# [EXERCISE TASK]
Set down each record exactly as written.

start RECORDS SUPPLIED

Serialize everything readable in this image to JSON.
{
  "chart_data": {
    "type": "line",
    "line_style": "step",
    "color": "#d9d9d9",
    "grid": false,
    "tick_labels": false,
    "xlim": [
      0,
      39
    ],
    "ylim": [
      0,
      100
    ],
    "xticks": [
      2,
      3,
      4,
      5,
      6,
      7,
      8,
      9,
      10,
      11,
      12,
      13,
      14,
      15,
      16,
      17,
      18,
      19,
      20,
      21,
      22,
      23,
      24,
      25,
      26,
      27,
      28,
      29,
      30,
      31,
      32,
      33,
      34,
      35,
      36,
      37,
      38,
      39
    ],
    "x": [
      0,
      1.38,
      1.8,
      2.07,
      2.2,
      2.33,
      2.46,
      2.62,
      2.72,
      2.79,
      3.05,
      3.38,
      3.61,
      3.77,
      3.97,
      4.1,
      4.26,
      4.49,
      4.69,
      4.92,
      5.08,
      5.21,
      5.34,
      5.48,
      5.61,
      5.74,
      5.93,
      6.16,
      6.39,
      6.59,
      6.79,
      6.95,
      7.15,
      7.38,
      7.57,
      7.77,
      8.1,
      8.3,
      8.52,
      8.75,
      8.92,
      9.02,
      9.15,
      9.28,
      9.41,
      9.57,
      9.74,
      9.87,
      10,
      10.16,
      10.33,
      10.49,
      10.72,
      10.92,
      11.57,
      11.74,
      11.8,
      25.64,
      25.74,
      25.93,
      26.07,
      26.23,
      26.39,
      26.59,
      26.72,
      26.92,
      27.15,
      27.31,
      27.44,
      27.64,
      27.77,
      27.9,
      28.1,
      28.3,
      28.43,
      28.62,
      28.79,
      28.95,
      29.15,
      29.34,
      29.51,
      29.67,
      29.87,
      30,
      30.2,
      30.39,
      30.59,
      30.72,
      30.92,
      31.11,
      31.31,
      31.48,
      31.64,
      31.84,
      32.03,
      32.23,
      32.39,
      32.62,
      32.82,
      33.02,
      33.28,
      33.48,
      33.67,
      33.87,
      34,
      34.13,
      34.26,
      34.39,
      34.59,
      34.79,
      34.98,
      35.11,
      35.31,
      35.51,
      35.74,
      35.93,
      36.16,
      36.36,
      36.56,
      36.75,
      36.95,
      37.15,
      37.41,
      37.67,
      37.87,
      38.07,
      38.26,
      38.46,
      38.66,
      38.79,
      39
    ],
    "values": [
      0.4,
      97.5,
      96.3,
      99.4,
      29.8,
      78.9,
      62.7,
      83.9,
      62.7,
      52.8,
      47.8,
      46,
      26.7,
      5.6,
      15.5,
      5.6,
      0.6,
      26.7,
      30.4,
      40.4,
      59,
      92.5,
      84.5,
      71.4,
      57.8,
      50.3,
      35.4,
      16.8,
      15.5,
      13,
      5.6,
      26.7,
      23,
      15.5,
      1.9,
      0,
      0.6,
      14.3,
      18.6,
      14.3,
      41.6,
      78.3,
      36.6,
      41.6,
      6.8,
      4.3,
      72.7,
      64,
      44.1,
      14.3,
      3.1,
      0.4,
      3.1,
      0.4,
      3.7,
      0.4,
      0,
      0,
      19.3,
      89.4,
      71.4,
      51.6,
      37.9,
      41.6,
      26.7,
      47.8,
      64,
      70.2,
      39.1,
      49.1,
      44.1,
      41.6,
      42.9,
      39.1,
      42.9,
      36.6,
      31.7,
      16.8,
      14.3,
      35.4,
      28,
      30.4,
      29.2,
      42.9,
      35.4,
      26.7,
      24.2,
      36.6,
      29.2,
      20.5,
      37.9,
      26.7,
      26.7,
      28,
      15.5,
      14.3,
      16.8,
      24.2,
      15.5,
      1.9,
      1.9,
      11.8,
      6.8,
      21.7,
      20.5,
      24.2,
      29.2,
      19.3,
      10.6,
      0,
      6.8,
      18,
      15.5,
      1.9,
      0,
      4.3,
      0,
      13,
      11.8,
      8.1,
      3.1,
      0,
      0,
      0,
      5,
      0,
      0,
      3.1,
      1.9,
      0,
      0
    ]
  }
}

end RECORDS SUPPLIED

# [COMPLETED EXERCISE]
Serialize everything readable in this image to JSON.
{
  "chart_data": {
    "type": "line",
    "line_style": "step",
    "color": "#d9d9d9",
    "grid": false,
    "tick_labels": false,
    "xlim": [
      0,
      39
    ],
    "ylim": [
      0,
      100
    ],
    "xticks": [
      2,
      3,
      4,
      5,
      6,
      7,
      8,
      9,
      10,
      11,
      12,
      13,
      14,
      15,
      16,
      17,
      18,
      19,
      20,
      21,
      22,
      23,
      24,
      25,
      26,
      27,
      28,
      29,
      30,
      31,
      32,
      33,
      34,
      35,
      36,
      37,
      38,
      39
    ],
    "x": [
      0,
      1.38,
      1.8,
      2.07,
      2.2,
      2.33,
      2.46,
      2.62,
      2.72,
      2.79,
      3.05,
      3.38,
      3.61,
      3.77,
      3.97,
      4.1,
      4.26,
      4.49,
      4.69,
      4.92,
      5.08,
      5.21,
      5.34,
      5.48,
      5.61,
      5.74,
      5.93,
      6.16,
      6.39,
      6.59,
      6.79,
      6.95,
      7.15,
      7.38,
      7.57,
      7.77,
      8.1,
      8.3,
      8.52,
      8.75,
      8.92,
      9.02,
      9.15,
      9.28,
      9.41,
      9.57,
      9.74,
      9.87,
      10,
      10.16,
      10.33,
      10.49,
      10.72,
      10.92,
      11.57,
      11.74,
      11.8,
      25.64,
      25.74,
      25.93,
      26.07,
      26.23,
      26.39,
      26.59,
      26.72,
      26.92,
      27.15,
      27.31,
      27.44,
      27.64,
      27.77,
      27.9,
      28.1,
      28.3,
      28.43,
      28.62,
      28.79,
      28.95,
      29.15,
      29.34,
      29.51,
      29.67,
      29.87,
      30,
      30.2,
      30.39,
      30.59,
      30.72,
      30.92,
      31.11,
      31.31,
      31.48,
      31.64,
      31.84,
      32.03,
      32.23,
      32.39,
      32.62,
      32.82,
      33.02,
      33.28,
      33.48,
      33.67,
      33.87,
      34,
      34.13,
      34.26,
      34.39,
      34.59,
      34.79,
      34.98,
      35.11,
      35.31,
      35.51,
      35.74,
      35.93,
      36.16,
      36.36,
      36.56,
      36.75,
      36.95,
      37.15,
      37.41,
      37.67,
      37.87,
      38.07,
      38.26,
      38.46,
      38.66,
      38.79,
      39
    ],
    "values": [
      0.4,
      97.5,
      96.3,
      99.4,
      29.8,
      78.9,
      62.7,
      83.9,
      62.7,
      52.8,
      47.8,
      46,
      26.7,
      5.6,
      15.5,
      5.6,
      0.6,
      26.7,
      30.4,
      40.4,
      59,
      92.5,
      84.5,
      71.4,
      57.8,
      50.3,
      35.4,
      16.8,
      15.5,
      13,
      5.6,
      26.7,
      23,
      15.5,
      1.9,
      0,
      0.6,
      14.3,
      18.6,
      14.3,
      41.6,
      78.3,
      36.6,
      41.6,
      6.8,
      4.3,
      72.7,
      64,
      44.1,
      14.3,
      3.1,
      0.4,
      3.1,
      0.4,
      3.7,
      0.4,
      0,
      0,
      19.3,
      89.4,
      71.4,
      51.6,
      37.9,
      41.6,
      26.7,
      47.8,
      64,
      70.2,
      39.1,
      49.1,
      44.1,
      41.6,
      42.9,
      39.1,
      42.9,
      36.6,
      31.7,
      16.8,
      14.3,
      35.4,
      28,
      30.4,
      29.2,
      42.9,
      35.4,
      26.7,
      24.2,
      36.6,
      29.2,
      20.5,
      37.9,
      26.7,
      26.7,
      28,
      15.5,
      14.3,
      16.8,
      24.2,
      15.5,
      1.9,
      1.9,
      11.8,
      6.8,
      21.7,
      20.5,
      24.2,
      29.2,
      19.3,
      10.6,
      0,
      6.8,
      18,
      15.5,
      1.9,
      0,
      4.3,
      0,
      13,
      11.8,
      8.1,
      3.1,
      0,
      0,
      0,
      5,
      0,
      0,
      3.1,
      1.9,
      0,
      0
    ]
  }
}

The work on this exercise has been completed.